Document section:
Knowledge Possession, Knowledge Production, and the Health of Our Bodies Politic in Africa and the Africa Diaspora

(Editors' note: The following essay is the text of the Mashood Abiola Memorial Lecture, delivered on November 10, 2005, at a plenary session of the African Studies Association at its annual meeting. Abena Busia, Associate Professor of English and Woman's Studies at Rutgers University, was selected by the ASA Executive Board to give the 2005 Abiola Lecture.)
At home Death claims
Two streams from women's eyes
And many day-long dirges;
Gnashes, red eyes and sighs from men,
The wailing of drums and muskets
And a procession of the townsfolk
Impeded
Only if the coffin decides
To take one last look at the home.

But here I see
Three cars in procession.
The first holds three—
A driver chatting gaily with a mate,
And behind them, flowers on a bier.
The second holds five, and the third too. [End Page 15]
A procession
Efficiently arranged by the undertaker,
From the brass fittings on the bier
To the looks of sorrow on the mourners' faces.
And Death is escorted
Tearlessly but efficiently
By
Three cars in procession.

Jawa Apronti, "Funeral"
Funerals are important,
away from home we cannot lay
our dead to rest,
for we alone have given them
no fitting burial.

Self conscious of our absence,
brooding over distances in western lands
we must rehearse,
the planned performance of our rites
til we return.

And meanwhile through the years,
our unburied dead eat with us,
follow behind through bedroom doors

Abena P. A. Busia, "Exiles"

Provided material:
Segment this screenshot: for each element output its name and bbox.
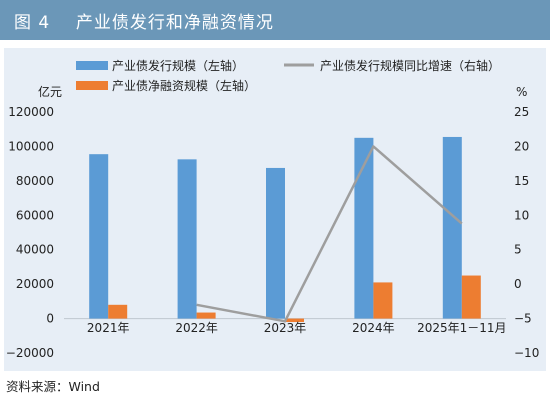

Things to do:
[1] Return the passage of the Abiola Lecture text from "The first holds" up to and including "the mourners' faces.", copied word for word.
[2] According to the Abiola Lecture text, who selected Abena Busia to give the 2005 Abiola Lecture?

Responses per task:
[1]
The first holds three—
A driver chatting gaily with a mate,
And behind them, flowers on a bier.
The second holds five, and the third too. [End Page 15]
A procession
Efficiently arranged by the undertaker,
From the brass fittings on the bier
To the looks of sorrow on the mourners' faces.

[2] The ASA Executive Board selected her.